* **Written task**
Without including the pictures, copy out every line below.

* **Given records**
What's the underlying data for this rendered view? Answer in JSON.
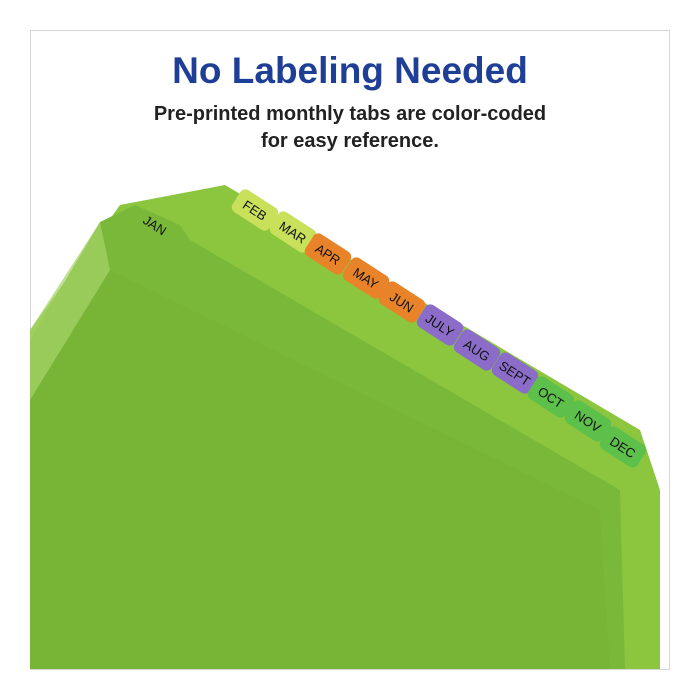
{
  "header": {
    "title": "No Labeling Needed",
    "subtitle": [
      "Pre-printed monthly tabs are color-coded",
      "for easy reference."
    ]
  },
  "tabs": [
    "JAN",
    "FEB",
    "MAR",
    "APR",
    "MAY",
    "JUN",
    "JULY",
    "AUG",
    "SEPT",
    "OCT",
    "NOV",
    "DEC"
  ]
}
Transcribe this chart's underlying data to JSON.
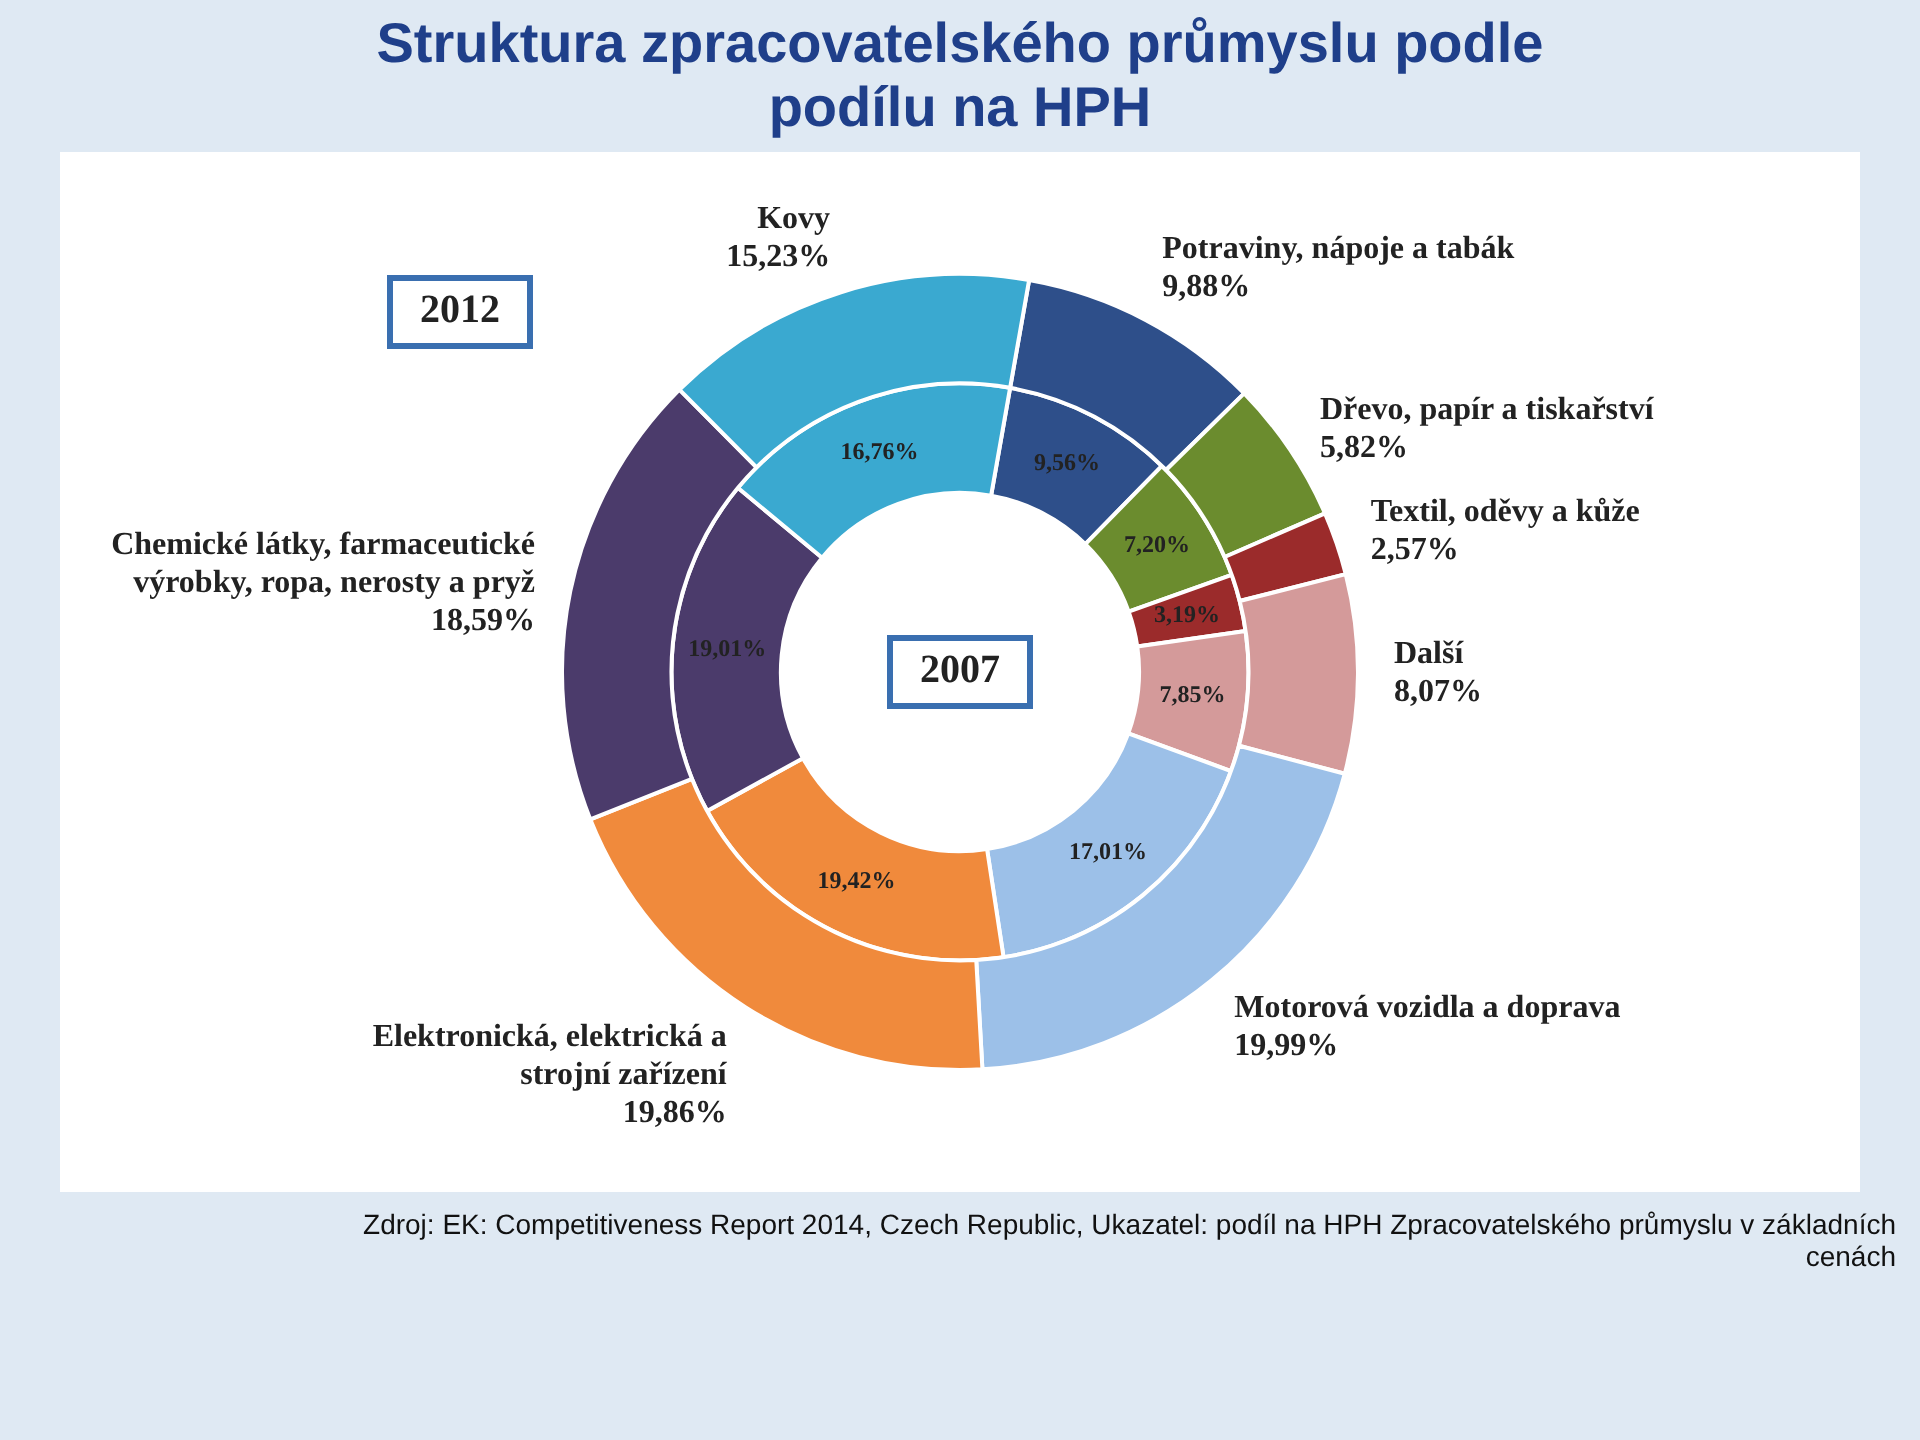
{
  "chart_data": {
    "type": "donut",
    "title": "Struktura zpracovatelského průmyslu podle podílu na HPH",
    "categories": [
      "Potraviny, nápoje a tabák",
      "Dřevo, papír a tiskařství",
      "Textil, oděvy a kůže",
      "Další",
      "Motorová vozidla a doprava",
      "Elektronická, elektrická a strojní zařízení",
      "Chemické látky, farmaceutické výrobky, ropa, nerosty a pryž",
      "Kovy"
    ],
    "colors": [
      "#2e4f8a",
      "#6b8c2e",
      "#9b2b2b",
      "#d49a9a",
      "#9cc0e8",
      "#f08a3c",
      "#4b3b6b",
      "#3aa9d0"
    ],
    "series": [
      {
        "name": "2012",
        "values": [
          9.88,
          5.82,
          2.57,
          8.07,
          19.99,
          19.86,
          18.59,
          15.23
        ],
        "value_labels": [
          "9,88%",
          "5,82%",
          "2,57%",
          "8,07%",
          "19,99%",
          "19,86%",
          "18,59%",
          "15,23%"
        ]
      },
      {
        "name": "2007",
        "values": [
          9.56,
          7.2,
          3.19,
          7.85,
          17.01,
          19.42,
          19.01,
          16.76
        ],
        "value_labels": [
          "9,56%",
          "7,20%",
          "3,19%",
          "7,85%",
          "17,01%",
          "19,42%",
          "19,01%",
          "16,76%"
        ]
      }
    ],
    "data_labels": true,
    "annotations": [
      "Zdroj: EK: Competitiveness Report 2014, Czech Republic, Ukazatel: podíl na HPH Zpracovatelského průmyslu v základních cenách"
    ]
  }
}
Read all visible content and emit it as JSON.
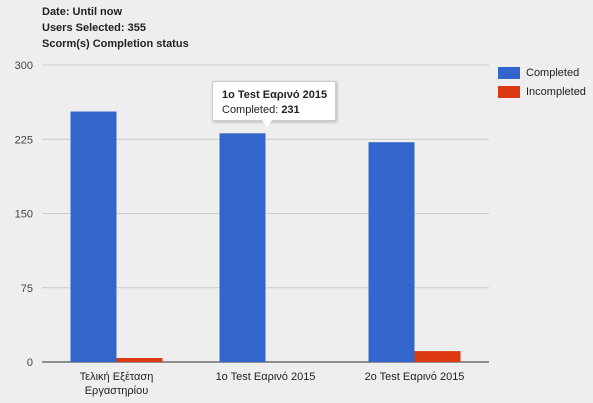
{
  "header": {
    "date_line": "Date: Until now",
    "users_line": "Users Selected: 355",
    "title_line": "Scorm(s) Completion status"
  },
  "tooltip": {
    "title": "1o Test Εαρινό 2015",
    "label": "Completed: ",
    "value": "231"
  },
  "chart_data": {
    "type": "bar",
    "title": "Scorm(s) Completion status",
    "categories": [
      "Τελική Εξέταση Εργαστηρίου",
      "1o Test Εαρινό 2015",
      "2o Test Εαρινό 2015"
    ],
    "category_lines": [
      [
        "Τελική Εξέταση",
        "Εργαστηρίου"
      ],
      [
        "1o Test Εαρινό 2015"
      ],
      [
        "2o Test Εαρινό 2015"
      ]
    ],
    "series": [
      {
        "name": "Completed",
        "color": "#3366cc",
        "values": [
          253,
          231,
          222
        ]
      },
      {
        "name": "Incompleted",
        "color": "#dc3912",
        "values": [
          4,
          0,
          11
        ]
      }
    ],
    "ylim": [
      0,
      300
    ],
    "yticks": [
      0,
      75,
      150,
      225,
      300
    ],
    "grid": true,
    "legend_position": "right"
  }
}
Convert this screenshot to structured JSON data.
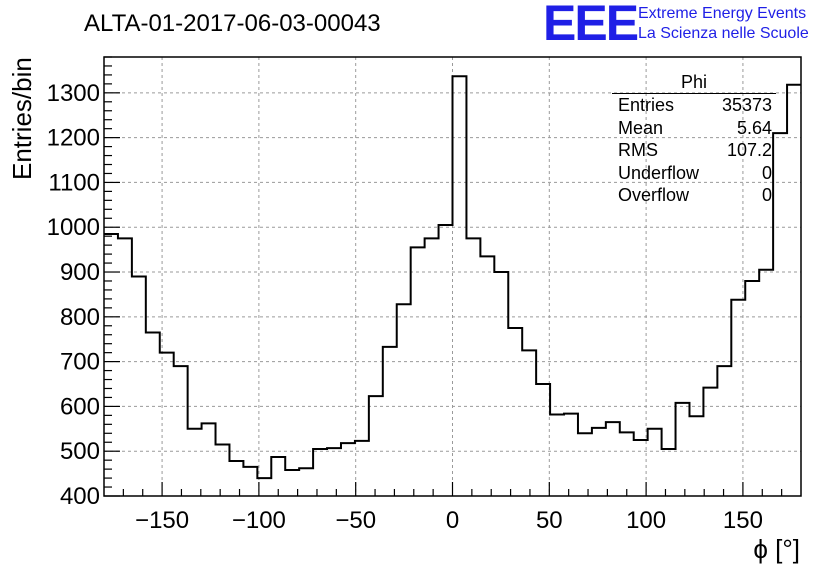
{
  "title": "ALTA-01-2017-06-03-00043",
  "logo": {
    "letters": "EEE",
    "line1": "Extreme Energy Events",
    "line2": "La Scienza nelle Scuole"
  },
  "stats_box": {
    "name": "Phi",
    "rows": [
      {
        "label": "Entries",
        "value": "35373"
      },
      {
        "label": "Mean",
        "value": "5.64"
      },
      {
        "label": "RMS",
        "value": "107.2"
      },
      {
        "label": "Underflow",
        "value": "0"
      },
      {
        "label": "Overflow",
        "value": "0"
      }
    ]
  },
  "chart_data": {
    "type": "histogram",
    "title": "ALTA-01-2017-06-03-00043",
    "xlabel": "ϕ [°]",
    "ylabel": "Entries/bin",
    "xlim": [
      -180,
      180
    ],
    "ylim": [
      400,
      1380
    ],
    "xticks": [
      -150,
      -100,
      -50,
      0,
      50,
      100,
      150
    ],
    "yticks": [
      400,
      500,
      600,
      700,
      800,
      900,
      1000,
      1100,
      1200,
      1300
    ],
    "grid": true,
    "bin_width": 7.2,
    "bin_edges_start": -180,
    "values": [
      985,
      975,
      890,
      765,
      720,
      690,
      550,
      562,
      515,
      478,
      465,
      440,
      487,
      458,
      462,
      505,
      507,
      518,
      523,
      623,
      733,
      828,
      955,
      975,
      1005,
      1337,
      975,
      935,
      900,
      775,
      725,
      650,
      582,
      584,
      540,
      552,
      565,
      542,
      525,
      550,
      505,
      608,
      578,
      642,
      690,
      838,
      880,
      905,
      1210,
      1318
    ]
  }
}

* **Result of the task**
What's the underlying data for this rendered view? Answer in JSON.
{
  "header": {
    "title": "No Labeling Needed",
    "subtitle": [
      "Pre-printed monthly tabs are color-coded",
      "for easy reference."
    ]
  },
  "tabs": [
    "JAN",
    "FEB",
    "MAR",
    "APR",
    "MAY",
    "JUN",
    "JULY",
    "AUG",
    "SEPT",
    "OCT",
    "NOV",
    "DEC"
  ]
}
Transcribe this chart's underlying data to JSON.
{
  "chart_data": {
    "type": "donut",
    "title": "Struktura zpracovatelského průmyslu podle podílu na HPH",
    "categories": [
      "Potraviny, nápoje a tabák",
      "Dřevo, papír a tiskařství",
      "Textil, oděvy a kůže",
      "Další",
      "Motorová vozidla a doprava",
      "Elektronická, elektrická a strojní zařízení",
      "Chemické látky, farmaceutické výrobky, ropa, nerosty a pryž",
      "Kovy"
    ],
    "colors": [
      "#2e4f8a",
      "#6b8c2e",
      "#9b2b2b",
      "#d49a9a",
      "#9cc0e8",
      "#f08a3c",
      "#4b3b6b",
      "#3aa9d0"
    ],
    "series": [
      {
        "name": "2012",
        "values": [
          9.88,
          5.82,
          2.57,
          8.07,
          19.99,
          19.86,
          18.59,
          15.23
        ],
        "value_labels": [
          "9,88%",
          "5,82%",
          "2,57%",
          "8,07%",
          "19,99%",
          "19,86%",
          "18,59%",
          "15,23%"
        ]
      },
      {
        "name": "2007",
        "values": [
          9.56,
          7.2,
          3.19,
          7.85,
          17.01,
          19.42,
          19.01,
          16.76
        ],
        "value_labels": [
          "9,56%",
          "7,20%",
          "3,19%",
          "7,85%",
          "17,01%",
          "19,42%",
          "19,01%",
          "16,76%"
        ]
      }
    ],
    "data_labels": true,
    "annotations": [
      "Zdroj: EK: Competitiveness Report 2014, Czech Republic, Ukazatel: podíl na HPH Zpracovatelského průmyslu v základních cenách"
    ]
  }
}
Read all visible content and emit it as JSON.
{
  "header": {
    "date_line": "Date: Until now",
    "users_line": "Users Selected: 355",
    "title_line": "Scorm(s) Completion status"
  },
  "tooltip": {
    "title": "1o Test Εαρινό 2015",
    "label": "Completed: ",
    "value": "231"
  },
  "chart_data": {
    "type": "bar",
    "title": "Scorm(s) Completion status",
    "categories": [
      "Τελική Εξέταση Εργαστηρίου",
      "1o Test Εαρινό 2015",
      "2o Test Εαρινό 2015"
    ],
    "category_lines": [
      [
        "Τελική Εξέταση",
        "Εργαστηρίου"
      ],
      [
        "1o Test Εαρινό 2015"
      ],
      [
        "2o Test Εαρινό 2015"
      ]
    ],
    "series": [
      {
        "name": "Completed",
        "color": "#3366cc",
        "values": [
          253,
          231,
          222
        ]
      },
      {
        "name": "Incompleted",
        "color": "#dc3912",
        "values": [
          4,
          0,
          11
        ]
      }
    ],
    "ylim": [
      0,
      300
    ],
    "yticks": [
      0,
      75,
      150,
      225,
      300
    ],
    "grid": true,
    "legend_position": "right"
  }
}
Convert this screenshot to structured JSON data.
{
  "title": "ALTA-01-2017-06-03-00043",
  "logo": {
    "letters": "EEE",
    "line1": "Extreme Energy Events",
    "line2": "La Scienza nelle Scuole"
  },
  "stats_box": {
    "name": "Phi",
    "rows": [
      {
        "label": "Entries",
        "value": "35373"
      },
      {
        "label": "Mean",
        "value": "5.64"
      },
      {
        "label": "RMS",
        "value": "107.2"
      },
      {
        "label": "Underflow",
        "value": "0"
      },
      {
        "label": "Overflow",
        "value": "0"
      }
    ]
  },
  "chart_data": {
    "type": "histogram",
    "title": "ALTA-01-2017-06-03-00043",
    "xlabel": "ϕ [°]",
    "ylabel": "Entries/bin",
    "xlim": [
      -180,
      180
    ],
    "ylim": [
      400,
      1380
    ],
    "xticks": [
      -150,
      -100,
      -50,
      0,
      50,
      100,
      150
    ],
    "yticks": [
      400,
      500,
      600,
      700,
      800,
      900,
      1000,
      1100,
      1200,
      1300
    ],
    "grid": true,
    "bin_width": 7.2,
    "bin_edges_start": -180,
    "values": [
      985,
      975,
      890,
      765,
      720,
      690,
      550,
      562,
      515,
      478,
      465,
      440,
      487,
      458,
      462,
      505,
      507,
      518,
      523,
      623,
      733,
      828,
      955,
      975,
      1005,
      1337,
      975,
      935,
      900,
      775,
      725,
      650,
      582,
      584,
      540,
      552,
      565,
      542,
      525,
      550,
      505,
      608,
      578,
      642,
      690,
      838,
      880,
      905,
      1210,
      1318
    ]
  }
}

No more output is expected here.